The exercise
Copy out the entries in full and with complete accuracy; pictures are excluded.

Saved entries:
# # # # #
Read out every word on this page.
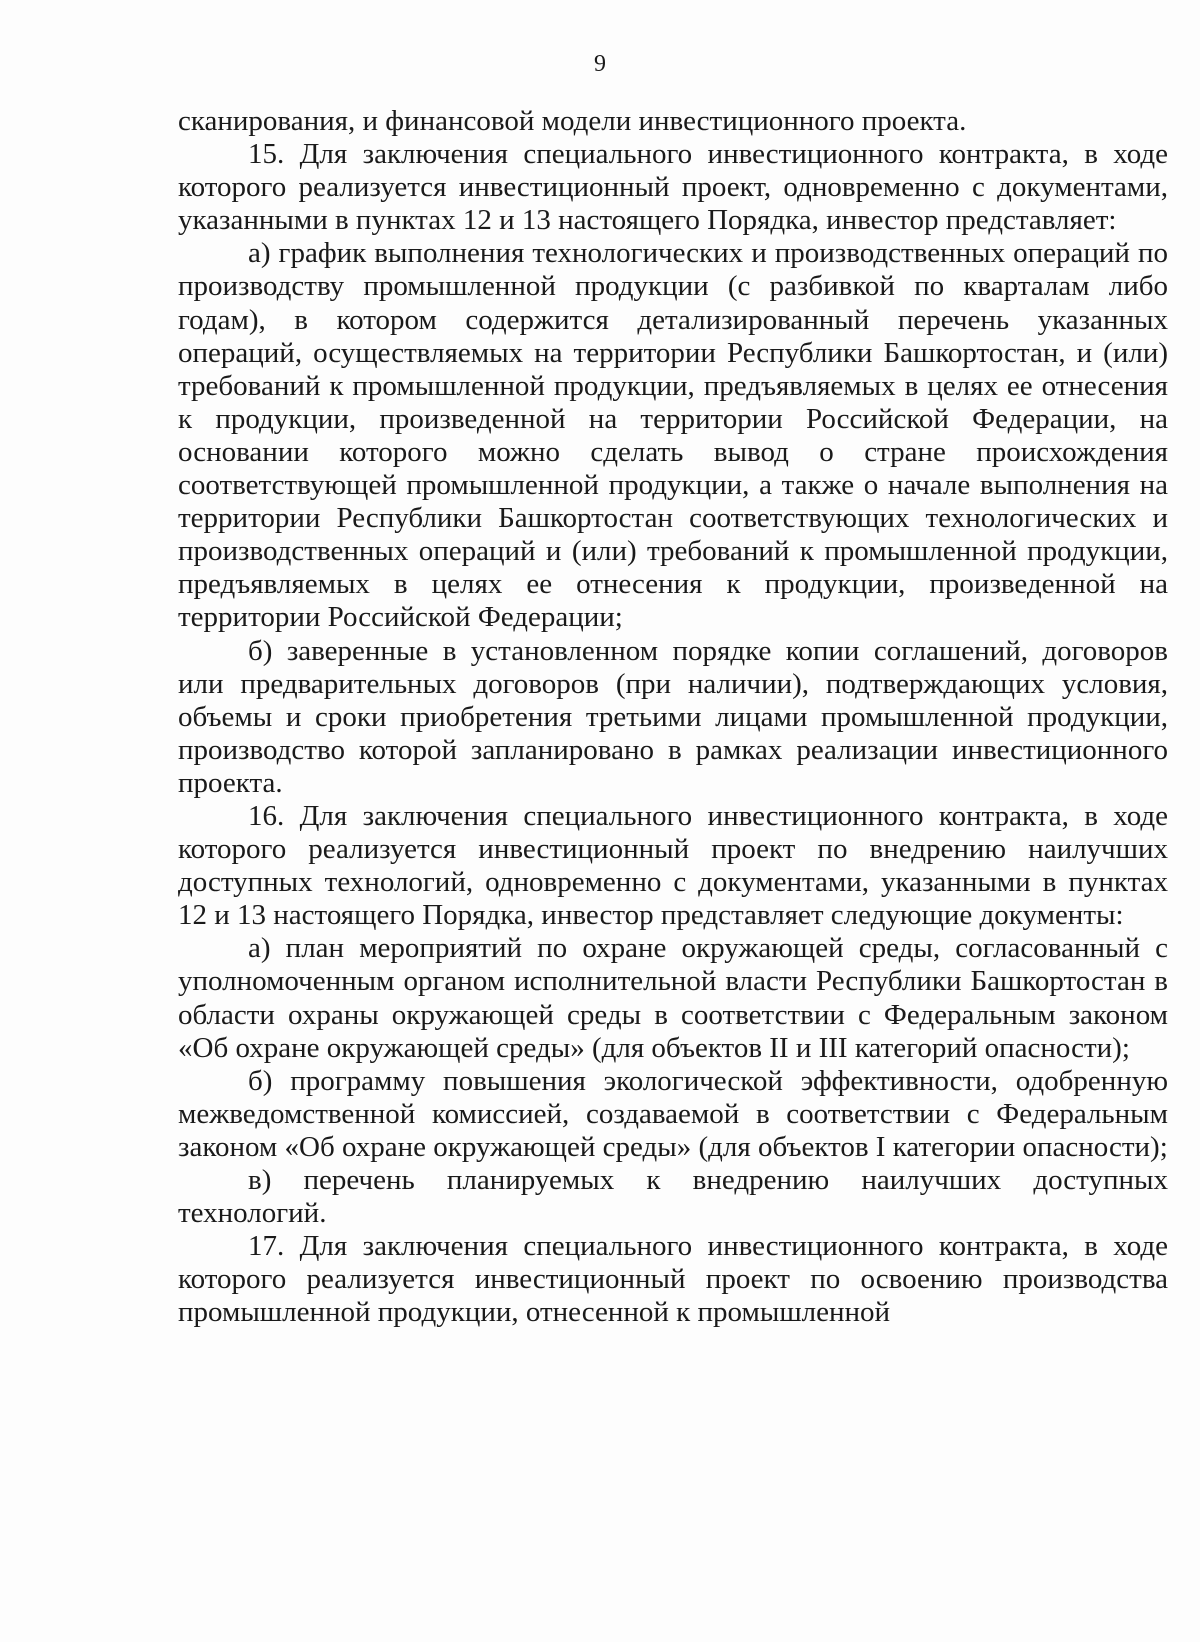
9

сканирования, и финансовой модели инвестиционного проекта.

15. Для заключения специального инвестиционного контракта, в ходе которого реализуется инвестиционный проект, одновременно с документами, указанными в пунктах 12 и 13 настоящего Порядка, инвестор представляет:

а) график выполнения технологических и производственных операций по производству промышленной продукции (с разбивкой по кварталам либо годам), в котором содержится детализированный перечень указанных операций, осуществляемых на территории Республики Башкортостан, и (или) требований к промышленной продукции, предъявляемых в целях ее отнесения к продукции, произведенной на территории Российской Федерации, на основании которого можно сделать вывод о стране происхождения соответствующей промышленной продукции, а также о начале выполнения на территории Республики Башкортостан соответствующих технологических и производственных операций и (или) требований к промышленной продукции, предъявляемых в целях ее отнесения к продукции, произведенной на территории Российской Федерации;

б) заверенные в установленном порядке копии соглашений, договоров или предварительных договоров (при наличии), подтверждающих условия, объемы и сроки приобретения третьими лицами промышленной продукции, производство которой запланировано в рамках реализации инвестиционного проекта.

16. Для заключения специального инвестиционного контракта, в ходе которого реализуется инвестиционный проект по внедрению наилучших доступных технологий, одновременно с документами, указанными в пунктах 12 и 13 настоящего Порядка, инвестор представляет следующие документы:

а) план мероприятий по охране окружающей среды, согласованный с уполномоченным органом исполнительной власти Республики Башкортостан в области охраны окружающей среды в соответствии с Федеральным законом «Об охране окружающей среды» (для объектов II и III категорий опасности);

б) программу повышения экологической эффективности, одобренную межведомственной комиссией, создаваемой в соответствии с Федеральным законом «Об охране окружающей среды» (для объектов I категории опасности);

в) перечень планируемых к внедрению наилучших доступных технологий.

17. Для заключения специального инвестиционного контракта, в ходе которого реализуется инвестиционный проект по освоению производства промышленной продукции, отнесенной к промышленной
# # # # #
Exercise output
Read out every word on this page.
9

сканирования, и финансовой модели инвестиционного проекта.

15. Для заключения специального инвестиционного контракта, в ходе которого реализуется инвестиционный проект, одновременно с документами, указанными в пунктах 12 и 13 настоящего Порядка, инвестор представляет:

а) график выполнения технологических и производственных операций по производству промышленной продукции (с разбивкой по кварталам либо годам), в котором содержится детализированный перечень указанных операций, осуществляемых на территории Республики Башкортостан, и (или) требований к промышленной продукции, предъявляемых в целях ее отнесения к продукции, произведенной на территории Российской Федерации, на основании которого можно сделать вывод о стране происхождения соответствующей промышленной продукции, а также о начале выполнения на территории Республики Башкортостан соответствующих технологических и производственных операций и (или) требований к промышленной продукции, предъявляемых в целях ее отнесения к продукции, произведенной на территории Российской Федерации;

б) заверенные в установленном порядке копии соглашений, договоров или предварительных договоров (при наличии), подтверждающих условия, объемы и сроки приобретения третьими лицами промышленной продукции, производство которой запланировано в рамках реализации инвестиционного проекта.

16. Для заключения специального инвестиционного контракта, в ходе которого реализуется инвестиционный проект по внедрению наилучших доступных технологий, одновременно с документами, указанными в пунктах 12 и 13 настоящего Порядка, инвестор представляет следующие документы:

а) план мероприятий по охране окружающей среды, согласованный с уполномоченным органом исполнительной власти Республики Башкортостан в области охраны окружающей среды в соответствии с Федеральным законом «Об охране окружающей среды» (для объектов II и III категорий опасности);

б) программу повышения экологической эффективности, одобренную межведомственной комиссией, создаваемой в соответствии с Федеральным законом «Об охране окружающей среды» (для объектов I категории опасности);

в) перечень планируемых к внедрению наилучших доступных технологий.

17. Для заключения специального инвестиционного контракта, в ходе которого реализуется инвестиционный проект по освоению производства промышленной продукции, отнесенной к промышленной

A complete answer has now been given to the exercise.